• GIVEN PROBLEM:
Output every line of the entries below verbatim, leaving out the pictures.

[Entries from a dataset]
########################################

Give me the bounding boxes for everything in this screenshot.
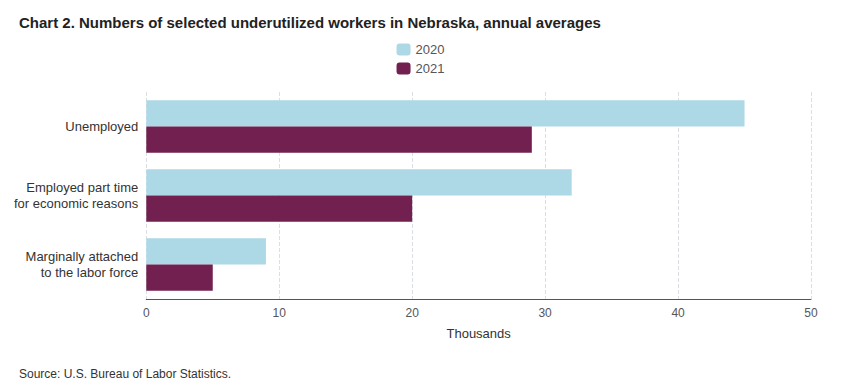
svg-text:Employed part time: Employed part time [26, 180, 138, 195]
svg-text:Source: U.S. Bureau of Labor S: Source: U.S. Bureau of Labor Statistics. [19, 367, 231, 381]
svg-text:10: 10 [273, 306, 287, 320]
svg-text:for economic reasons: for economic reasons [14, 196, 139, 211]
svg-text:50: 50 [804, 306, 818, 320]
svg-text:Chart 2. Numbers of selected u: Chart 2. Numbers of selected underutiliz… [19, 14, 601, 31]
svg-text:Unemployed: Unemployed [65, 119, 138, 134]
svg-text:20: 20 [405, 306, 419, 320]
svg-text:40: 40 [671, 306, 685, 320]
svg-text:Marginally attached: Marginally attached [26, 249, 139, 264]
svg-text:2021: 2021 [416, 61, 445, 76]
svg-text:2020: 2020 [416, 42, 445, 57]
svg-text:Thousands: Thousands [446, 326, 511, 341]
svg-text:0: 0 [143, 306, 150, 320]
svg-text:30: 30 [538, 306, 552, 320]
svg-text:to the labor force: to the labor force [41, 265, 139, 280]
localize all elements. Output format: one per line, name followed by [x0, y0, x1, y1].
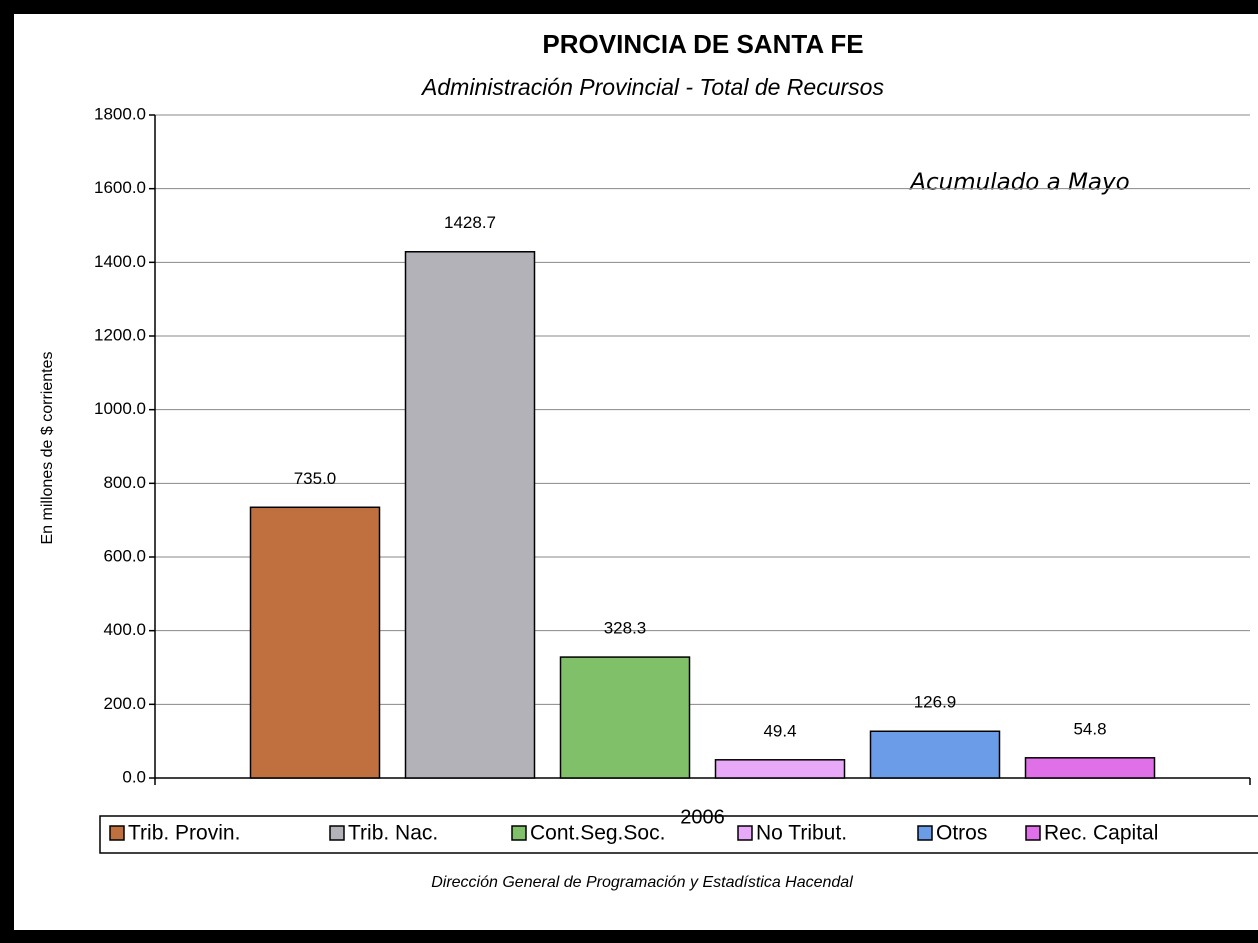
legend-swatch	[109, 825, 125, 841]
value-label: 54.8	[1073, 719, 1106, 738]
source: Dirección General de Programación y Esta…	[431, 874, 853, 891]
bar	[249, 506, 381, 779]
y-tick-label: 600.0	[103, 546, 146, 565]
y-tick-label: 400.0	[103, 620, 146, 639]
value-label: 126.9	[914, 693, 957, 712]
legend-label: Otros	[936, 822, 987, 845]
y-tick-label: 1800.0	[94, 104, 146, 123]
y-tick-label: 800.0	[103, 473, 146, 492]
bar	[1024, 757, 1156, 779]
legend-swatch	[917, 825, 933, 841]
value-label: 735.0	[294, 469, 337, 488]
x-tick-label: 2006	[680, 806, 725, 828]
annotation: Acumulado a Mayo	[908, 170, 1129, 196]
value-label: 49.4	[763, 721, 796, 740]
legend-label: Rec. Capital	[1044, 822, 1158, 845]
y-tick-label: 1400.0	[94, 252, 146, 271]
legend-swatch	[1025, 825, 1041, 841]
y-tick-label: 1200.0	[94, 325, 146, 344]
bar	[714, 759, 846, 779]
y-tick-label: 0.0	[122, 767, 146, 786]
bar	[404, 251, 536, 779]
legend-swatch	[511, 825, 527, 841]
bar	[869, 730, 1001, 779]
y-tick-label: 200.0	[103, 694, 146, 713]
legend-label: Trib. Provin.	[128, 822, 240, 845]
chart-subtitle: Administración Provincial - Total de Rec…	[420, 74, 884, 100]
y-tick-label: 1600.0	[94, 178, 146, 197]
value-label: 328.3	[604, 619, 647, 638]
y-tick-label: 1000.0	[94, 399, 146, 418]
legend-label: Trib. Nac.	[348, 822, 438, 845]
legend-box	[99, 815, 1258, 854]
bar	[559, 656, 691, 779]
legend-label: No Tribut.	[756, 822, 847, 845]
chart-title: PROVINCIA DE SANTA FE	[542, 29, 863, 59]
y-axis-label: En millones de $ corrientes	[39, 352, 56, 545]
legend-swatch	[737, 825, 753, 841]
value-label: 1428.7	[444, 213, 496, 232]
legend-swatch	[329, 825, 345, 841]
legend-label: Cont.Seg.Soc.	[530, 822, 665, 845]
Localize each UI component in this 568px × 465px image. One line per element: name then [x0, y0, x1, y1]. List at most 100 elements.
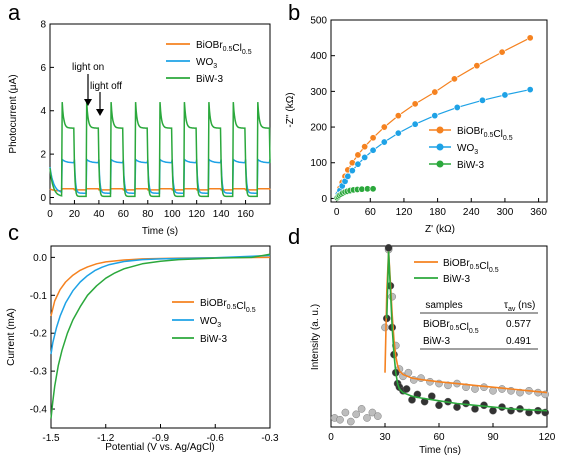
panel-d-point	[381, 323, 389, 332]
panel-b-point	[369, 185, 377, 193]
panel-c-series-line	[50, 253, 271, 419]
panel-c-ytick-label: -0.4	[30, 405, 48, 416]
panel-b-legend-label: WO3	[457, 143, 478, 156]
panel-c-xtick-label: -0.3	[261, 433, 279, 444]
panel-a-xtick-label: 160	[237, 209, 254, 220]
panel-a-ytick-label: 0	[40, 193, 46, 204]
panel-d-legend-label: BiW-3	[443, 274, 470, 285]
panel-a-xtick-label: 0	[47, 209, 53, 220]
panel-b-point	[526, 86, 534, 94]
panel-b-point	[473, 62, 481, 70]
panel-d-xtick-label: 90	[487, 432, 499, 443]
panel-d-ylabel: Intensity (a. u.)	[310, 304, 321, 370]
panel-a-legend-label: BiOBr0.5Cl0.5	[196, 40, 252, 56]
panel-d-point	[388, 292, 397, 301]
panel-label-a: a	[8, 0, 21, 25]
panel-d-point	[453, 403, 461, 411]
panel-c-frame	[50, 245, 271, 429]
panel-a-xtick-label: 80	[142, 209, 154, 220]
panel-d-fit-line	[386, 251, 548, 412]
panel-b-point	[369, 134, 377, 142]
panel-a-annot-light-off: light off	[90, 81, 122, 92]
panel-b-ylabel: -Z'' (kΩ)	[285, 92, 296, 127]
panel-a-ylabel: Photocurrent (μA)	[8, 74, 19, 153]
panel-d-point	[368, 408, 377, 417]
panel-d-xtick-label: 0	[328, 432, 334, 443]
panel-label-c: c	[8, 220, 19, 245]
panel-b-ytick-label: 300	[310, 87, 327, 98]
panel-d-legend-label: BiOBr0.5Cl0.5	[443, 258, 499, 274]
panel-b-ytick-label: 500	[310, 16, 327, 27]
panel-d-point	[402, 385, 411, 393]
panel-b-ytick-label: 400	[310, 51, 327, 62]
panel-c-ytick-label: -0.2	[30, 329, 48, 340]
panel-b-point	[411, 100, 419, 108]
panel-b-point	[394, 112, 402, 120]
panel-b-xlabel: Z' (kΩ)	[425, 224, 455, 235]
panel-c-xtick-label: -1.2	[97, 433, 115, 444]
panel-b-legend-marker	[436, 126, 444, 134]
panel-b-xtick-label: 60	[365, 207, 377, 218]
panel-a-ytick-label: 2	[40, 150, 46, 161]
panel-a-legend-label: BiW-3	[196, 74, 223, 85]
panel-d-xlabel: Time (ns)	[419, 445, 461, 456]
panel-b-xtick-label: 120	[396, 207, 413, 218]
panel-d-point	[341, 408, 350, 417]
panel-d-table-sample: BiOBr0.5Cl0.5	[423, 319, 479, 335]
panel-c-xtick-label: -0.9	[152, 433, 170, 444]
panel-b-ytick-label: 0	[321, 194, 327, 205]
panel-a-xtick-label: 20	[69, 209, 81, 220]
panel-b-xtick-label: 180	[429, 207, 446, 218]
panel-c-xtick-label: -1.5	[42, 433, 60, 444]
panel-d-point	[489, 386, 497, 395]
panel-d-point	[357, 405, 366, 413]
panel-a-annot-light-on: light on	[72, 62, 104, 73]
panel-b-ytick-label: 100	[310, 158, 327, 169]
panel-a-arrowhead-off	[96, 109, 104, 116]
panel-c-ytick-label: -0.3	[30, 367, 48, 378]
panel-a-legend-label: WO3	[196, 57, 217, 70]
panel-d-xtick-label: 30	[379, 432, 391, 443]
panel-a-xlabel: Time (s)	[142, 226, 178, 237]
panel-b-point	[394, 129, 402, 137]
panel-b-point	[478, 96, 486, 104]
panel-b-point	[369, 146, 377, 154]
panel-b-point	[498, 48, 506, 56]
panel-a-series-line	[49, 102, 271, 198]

########################################

• SOLUTION TO THIS PROBLEM:
Give me the bounding boxes for everything in this screenshot.
svg-text:Employed part time: Employed part time [26, 180, 138, 195]
svg-text:Source: U.S. Bureau of Labor S: Source: U.S. Bureau of Labor Statistics. [19, 367, 231, 381]
svg-text:10: 10 [273, 306, 287, 320]
svg-text:for economic reasons: for economic reasons [14, 196, 139, 211]
svg-text:50: 50 [804, 306, 818, 320]
svg-text:Chart 2. Numbers of selected u: Chart 2. Numbers of selected underutiliz… [19, 14, 601, 31]
svg-text:Unemployed: Unemployed [65, 119, 138, 134]
svg-text:20: 20 [405, 306, 419, 320]
svg-text:40: 40 [671, 306, 685, 320]
svg-text:Marginally attached: Marginally attached [26, 249, 139, 264]
svg-text:2021: 2021 [416, 61, 445, 76]
svg-text:2020: 2020 [416, 42, 445, 57]
svg-text:Thousands: Thousands [446, 326, 511, 341]
svg-text:0: 0 [143, 306, 150, 320]
svg-text:30: 30 [538, 306, 552, 320]
svg-text:to the labor force: to the labor force [41, 265, 139, 280]
localize all elements. Output format: one per line, name followed by [x0, y0, x1, y1].
legend-swatch	[109, 825, 125, 841]
value-label: 54.8	[1073, 719, 1106, 738]
source: Dirección General de Programación y Esta…	[431, 874, 853, 891]
bar	[249, 506, 381, 779]
y-tick-label: 600.0	[103, 546, 146, 565]
y-tick-label: 400.0	[103, 620, 146, 639]
value-label: 126.9	[914, 693, 957, 712]
legend-label: Otros	[936, 822, 987, 845]
y-tick-label: 1800.0	[94, 104, 146, 123]
y-tick-label: 800.0	[103, 473, 146, 492]
bar	[1024, 757, 1156, 779]
legend-swatch	[917, 825, 933, 841]
value-label: 735.0	[294, 469, 337, 488]
x-tick-label: 2006	[680, 806, 725, 828]
annotation: Acumulado a Mayo	[908, 170, 1129, 196]
value-label: 49.4	[763, 721, 796, 740]
legend-label: Rec. Capital	[1044, 822, 1158, 845]
y-tick-label: 1400.0	[94, 252, 146, 271]
legend-swatch	[1025, 825, 1041, 841]
y-tick-label: 1200.0	[94, 325, 146, 344]
bar	[714, 759, 846, 779]
y-tick-label: 0.0	[122, 767, 146, 786]
bar	[404, 251, 536, 779]
legend-swatch	[511, 825, 527, 841]
bar	[869, 730, 1001, 779]
y-tick-label: 200.0	[103, 694, 146, 713]
legend-label: Trib. Provin.	[128, 822, 240, 845]
chart-subtitle: Administración Provincial - Total de Rec…	[420, 74, 884, 100]
y-tick-label: 1600.0	[94, 178, 146, 197]
value-label: 328.3	[604, 619, 647, 638]
y-tick-label: 1000.0	[94, 399, 146, 418]
legend-label: Trib. Nac.	[348, 822, 438, 845]
legend-box	[99, 815, 1258, 854]
bar	[559, 656, 691, 779]
legend-label: No Tribut.	[756, 822, 847, 845]
chart-title: PROVINCIA DE SANTA FE	[542, 29, 863, 59]
y-axis-label: En millones de $ corrientes	[39, 352, 56, 545]
legend-swatch	[737, 825, 753, 841]
value-label: 1428.7	[444, 213, 496, 232]
legend-swatch	[329, 825, 345, 841]
legend-label: Cont.Seg.Soc.	[530, 822, 665, 845]
Localize each UI component in this 568px × 465px image. One line per element: name then [x0, y0, x1, y1]. List at most 100 elements.
panel-d-point	[381, 323, 389, 332]
panel-b-point	[369, 185, 377, 193]
panel-c-series-line	[50, 253, 271, 419]
panel-c-ytick-label: -0.4	[30, 405, 48, 416]
panel-b-legend-label: WO3	[457, 143, 478, 156]
panel-c-xtick-label: -0.3	[261, 433, 279, 444]
panel-a-xtick-label: 160	[237, 209, 254, 220]
panel-a-ytick-label: 0	[40, 193, 46, 204]
panel-d-legend-label: BiW-3	[443, 274, 470, 285]
panel-a-xtick-label: 0	[47, 209, 53, 220]
panel-b-point	[526, 86, 534, 94]
panel-b-point	[473, 62, 481, 70]
panel-d-xtick-label: 90	[487, 432, 499, 443]
panel-d-ylabel: Intensity (a. u.)	[310, 304, 321, 370]
panel-a-legend-label: BiOBr0.5Cl0.5	[196, 40, 252, 56]
panel-d-point	[388, 292, 397, 301]
panel-label-a: a	[8, 0, 21, 25]
panel-d-point	[453, 403, 461, 411]
panel-c-frame	[50, 245, 271, 429]
panel-a-xtick-label: 80	[142, 209, 154, 220]
panel-d-fit-line	[386, 251, 548, 412]
panel-b-point	[369, 134, 377, 142]
panel-a-annot-light-off: light off	[90, 81, 122, 92]
panel-b-ylabel: -Z'' (kΩ)	[285, 92, 296, 127]
panel-a-ylabel: Photocurrent (μA)	[8, 74, 19, 153]
panel-d-point	[368, 408, 377, 417]
panel-d-xtick-label: 0	[328, 432, 334, 443]
panel-label-c: c	[8, 220, 19, 245]
panel-b-ytick-label: 300	[310, 87, 327, 98]
panel-d-legend-label: BiOBr0.5Cl0.5	[443, 258, 499, 274]
panel-b-ytick-label: 500	[310, 16, 327, 27]
panel-d-point	[402, 385, 411, 393]
panel-b-ytick-label: 400	[310, 51, 327, 62]
panel-c-ytick-label: -0.2	[30, 329, 48, 340]
panel-b-point	[411, 100, 419, 108]
panel-b-point	[394, 112, 402, 120]
panel-b-xlabel: Z' (kΩ)	[425, 224, 455, 235]
panel-c-xtick-label: -1.2	[97, 433, 115, 444]
panel-b-legend-marker	[436, 126, 444, 134]
panel-b-xtick-label: 60	[365, 207, 377, 218]
panel-a-ytick-label: 2	[40, 150, 46, 161]
panel-a-legend-label: BiW-3	[196, 74, 223, 85]
panel-d-xlabel: Time (ns)	[419, 445, 461, 456]
panel-b-xtick-label: 120	[396, 207, 413, 218]
panel-d-point	[341, 408, 350, 417]
panel-d-table-sample: BiOBr0.5Cl0.5	[423, 319, 479, 335]
panel-c-xtick-label: -0.9	[152, 433, 170, 444]
panel-b-ytick-label: 0	[321, 194, 327, 205]
panel-a-xtick-label: 20	[69, 209, 81, 220]
panel-b-xtick-label: 180	[429, 207, 446, 218]
panel-c-xtick-label: -1.5	[42, 433, 60, 444]
panel-d-point	[489, 386, 497, 395]
panel-d-point	[357, 405, 366, 413]
panel-a-annot-light-on: light on	[72, 62, 104, 73]
panel-b-ytick-label: 100	[310, 158, 327, 169]
panel-a-arrowhead-off	[96, 109, 104, 116]
panel-c-ytick-label: -0.3	[30, 367, 48, 378]
panel-a-legend-label: WO3	[196, 57, 217, 70]
panel-d-xtick-label: 30	[379, 432, 391, 443]
panel-a-xlabel: Time (s)	[142, 226, 178, 237]
panel-b-point	[394, 129, 402, 137]
panel-b-point	[478, 96, 486, 104]
panel-b-point	[369, 146, 377, 154]
panel-b-point	[498, 48, 506, 56]
panel-a-series-line	[49, 102, 271, 198]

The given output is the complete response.